The records should be repeated word for word, pictures excluded.

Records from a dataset
---------------

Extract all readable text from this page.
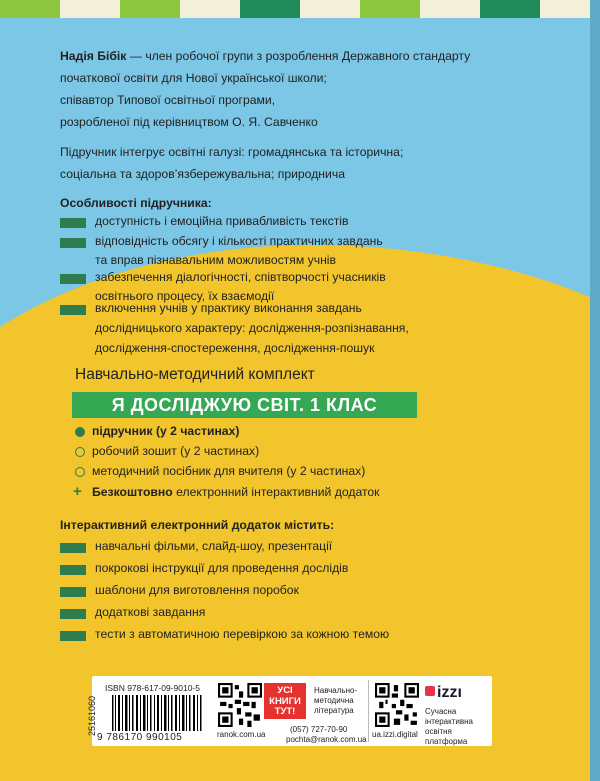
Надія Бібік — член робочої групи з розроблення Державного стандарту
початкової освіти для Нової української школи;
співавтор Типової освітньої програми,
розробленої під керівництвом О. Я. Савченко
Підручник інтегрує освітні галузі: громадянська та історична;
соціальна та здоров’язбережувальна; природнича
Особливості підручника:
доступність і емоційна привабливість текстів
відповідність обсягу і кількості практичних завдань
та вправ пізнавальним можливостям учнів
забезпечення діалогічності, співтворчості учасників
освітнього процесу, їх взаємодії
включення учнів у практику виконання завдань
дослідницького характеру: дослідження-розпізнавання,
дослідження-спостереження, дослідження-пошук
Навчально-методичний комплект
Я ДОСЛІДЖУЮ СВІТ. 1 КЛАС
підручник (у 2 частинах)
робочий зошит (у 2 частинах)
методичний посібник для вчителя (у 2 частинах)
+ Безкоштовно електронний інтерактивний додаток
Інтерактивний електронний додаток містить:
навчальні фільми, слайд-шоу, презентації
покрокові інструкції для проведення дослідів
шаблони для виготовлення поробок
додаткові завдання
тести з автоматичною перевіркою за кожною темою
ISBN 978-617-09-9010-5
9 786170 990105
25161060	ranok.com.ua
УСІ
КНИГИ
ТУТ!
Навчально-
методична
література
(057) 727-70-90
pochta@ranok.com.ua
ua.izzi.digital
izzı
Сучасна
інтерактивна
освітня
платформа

---------------

• [REPLY TO THE EXERCISE]
Extract all readable text from this page.
Надія Бібік — член робочої групи з розроблення Державного стандарту
початкової освіти для Нової української школи;
співавтор Типової освітньої програми,
розробленої під керівництвом О. Я. Савченко
Підручник інтегрує освітні галузі: громадянська та історична;
соціальна та здоров’язбережувальна; природнича
Особливості підручника:
доступність і емоційна привабливість текстів
відповідність обсягу і кількості практичних завдань
та вправ пізнавальним можливостям учнів
забезпечення діалогічності, співтворчості учасників
освітнього процесу, їх взаємодії
включення учнів у практику виконання завдань
дослідницького характеру: дослідження-розпізнавання,
дослідження-спостереження, дослідження-пошук
Навчально-методичний комплект
Я ДОСЛІДЖУЮ СВІТ. 1 КЛАС
підручник (у 2 частинах)
робочий зошит (у 2 частинах)
методичний посібник для вчителя (у 2 частинах)
+ Безкоштовно електронний інтерактивний додаток
Інтерактивний електронний додаток містить:
навчальні фільми, слайд-шоу, презентації
покрокові інструкції для проведення дослідів
шаблони для виготовлення поробок
додаткові завдання
тести з автоматичною перевіркою за кожною темою
ISBN 978-617-09-9010-5
9 786170 990105
25161060	ranok.com.ua
УСІ
КНИГИ
ТУТ!
Навчально-
методична
література
(057) 727-70-90
pochta@ranok.com.ua
ua.izzi.digital
izzı
Сучасна
інтерактивна
освітня
платформа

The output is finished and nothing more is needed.